» Instruction:
Count how many lines of the data below contain the string "tagline"; the reply should be that number alone.

== Input

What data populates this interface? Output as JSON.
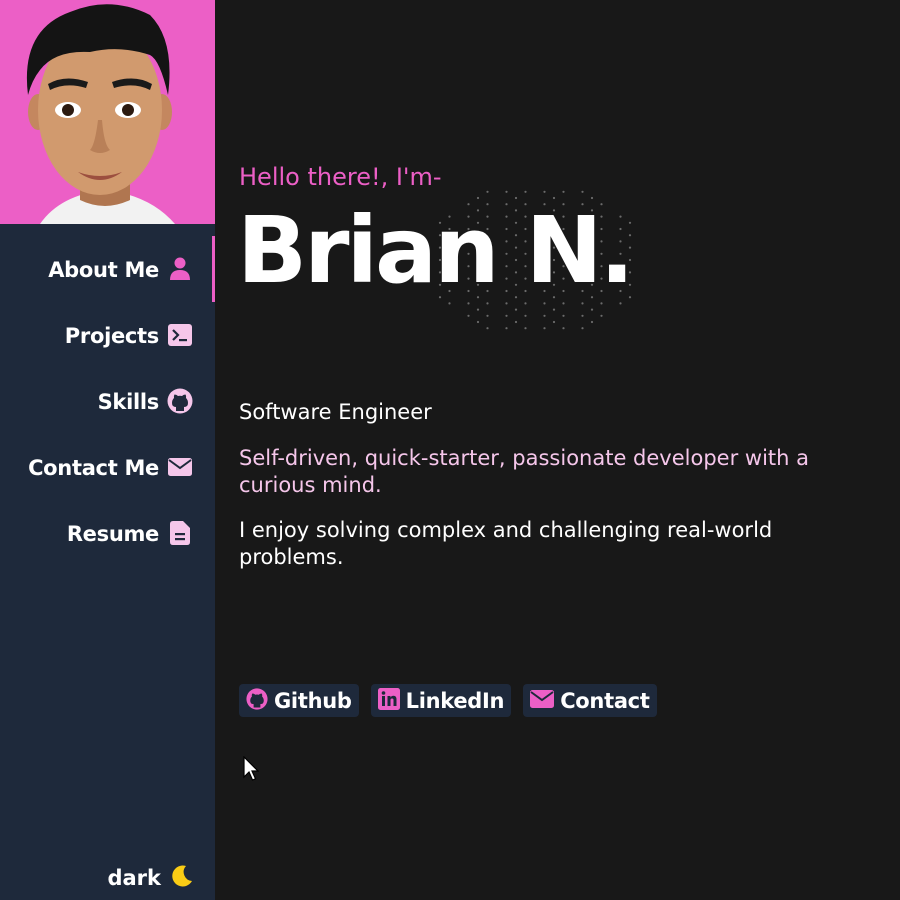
{
  "sidebar": {
    "avatar": {
      "alt": "Cartoon portrait avatar"
    },
    "items": [
      {
        "label": "About Me",
        "icon": "user-icon",
        "active": true
      },
      {
        "label": "Projects",
        "icon": "terminal-icon",
        "active": false
      },
      {
        "label": "Skills",
        "icon": "github-icon",
        "active": false
      },
      {
        "label": "Contact Me",
        "icon": "envelope-icon",
        "active": false
      },
      {
        "label": "Resume",
        "icon": "document-icon",
        "active": false
      }
    ],
    "theme": {
      "label": "dark",
      "icon": "moon-icon"
    }
  },
  "hero": {
    "greeting": "Hello there!, I'm-",
    "name": "Brian N.",
    "role": "Software Engineer",
    "tagline": "Self-driven, quick-starter, passionate developer with a curious mind.",
    "description": "I enjoy solving complex and challenging real-world problems."
  },
  "links": [
    {
      "label": "Github",
      "icon": "github-icon"
    },
    {
      "label": "LinkedIn",
      "icon": "linkedin-icon"
    },
    {
      "label": "Contact",
      "icon": "envelope-icon"
    }
  ],
  "colors": {
    "accent": "#ec5fc6",
    "sidebar_bg": "#1e293b",
    "main_bg": "#181818",
    "tagline": "#f5c6ea",
    "moon": "#facc15"
  }
}
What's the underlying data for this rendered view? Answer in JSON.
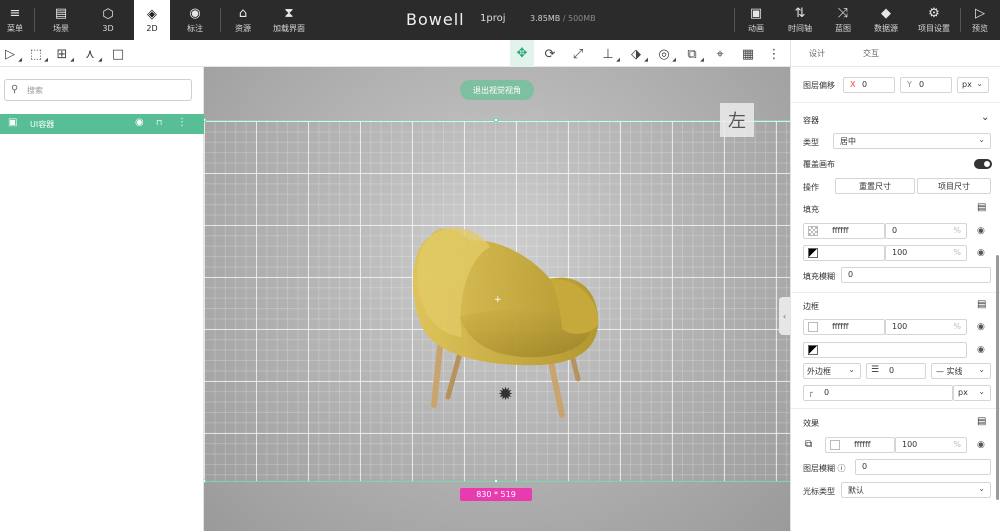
{
  "topbar": {
    "buttons": [
      {
        "icon": "≡",
        "label": "菜单"
      },
      {
        "icon": "▤",
        "label": "场景"
      },
      {
        "icon": "⬡",
        "label": "3D"
      },
      {
        "icon": "◈",
        "label": "2D"
      },
      {
        "icon": "◉",
        "label": "标注"
      },
      {
        "icon": "⌂",
        "label": "资源"
      },
      {
        "icon": "⧗",
        "label": "加载界面"
      }
    ],
    "brand": "Bowell",
    "project": "1proj",
    "memory_used": "3.85MB",
    "memory_total": "/ 500MB",
    "right_buttons": [
      {
        "icon": "▣",
        "label": "动画"
      },
      {
        "icon": "⇅",
        "label": "时间轴"
      },
      {
        "icon": "⤨",
        "label": "蓝图"
      },
      {
        "icon": "◆",
        "label": "数据源"
      },
      {
        "icon": "⚙",
        "label": "项目设置"
      },
      {
        "icon": "▷",
        "label": "预览"
      }
    ]
  },
  "toolbar_left": [
    "▷",
    "⬚",
    "⊞",
    "⋏",
    "□"
  ],
  "toolbar_center": [
    "✥",
    "⟳",
    "⤢",
    "⊥",
    "⬗",
    "◎",
    "⧉",
    "⌖",
    "▦",
    "⋮"
  ],
  "search": {
    "placeholder": "搜索"
  },
  "layer": {
    "icon": "▣",
    "name": "UI容器",
    "eye": "◉",
    "lock": "🔒",
    "more": "⋮"
  },
  "viewport": {
    "exit_label": "退出视觉视角",
    "view_label": "左",
    "dimension": "830 * 519"
  },
  "panel": {
    "tabs": [
      "设计",
      "交互"
    ],
    "offset": {
      "label": "图层偏移",
      "x": "0",
      "y": "0",
      "unit": "px"
    },
    "container": {
      "title": "容器",
      "type_label": "类型",
      "type_value": "居中",
      "cover_label": "覆盖画布",
      "op_label": "操作",
      "reset_size": "重置尺寸",
      "project_size": "项目尺寸"
    },
    "fill": {
      "title": "填充",
      "color1": "ffffff",
      "val1": "0",
      "val2": "100",
      "blur_label": "填充模糊",
      "blur_value": "0"
    },
    "border": {
      "title": "边框",
      "color": "ffffff",
      "opacity": "100",
      "style_label": "外边框",
      "width": "0",
      "line": "— 实线",
      "radius": "0",
      "unit": "px"
    },
    "effect": {
      "title": "效果",
      "color": "ffffff",
      "opacity": "100",
      "layer_blur_label": "图层模糊",
      "layer_blur_value": "0",
      "cursor_label": "光标类型",
      "cursor_value": "默认"
    }
  },
  "colors": {
    "accent": "#57be95",
    "topbar": "#2b2b2b",
    "badge": "#e83bb0"
  }
}
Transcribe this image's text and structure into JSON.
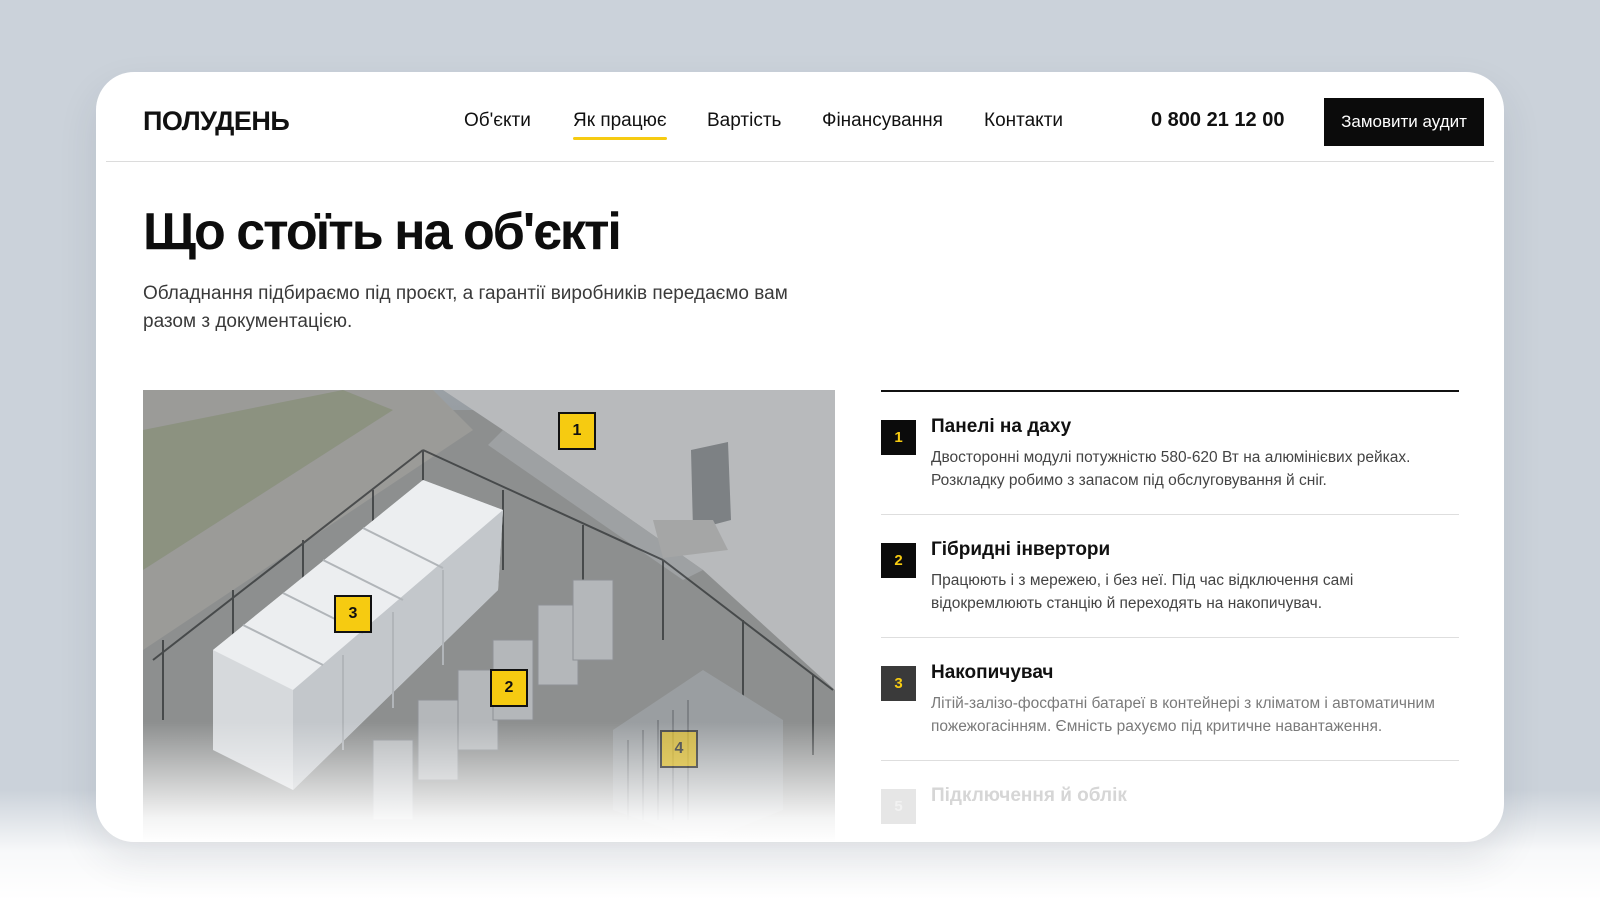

====

» Full output:
2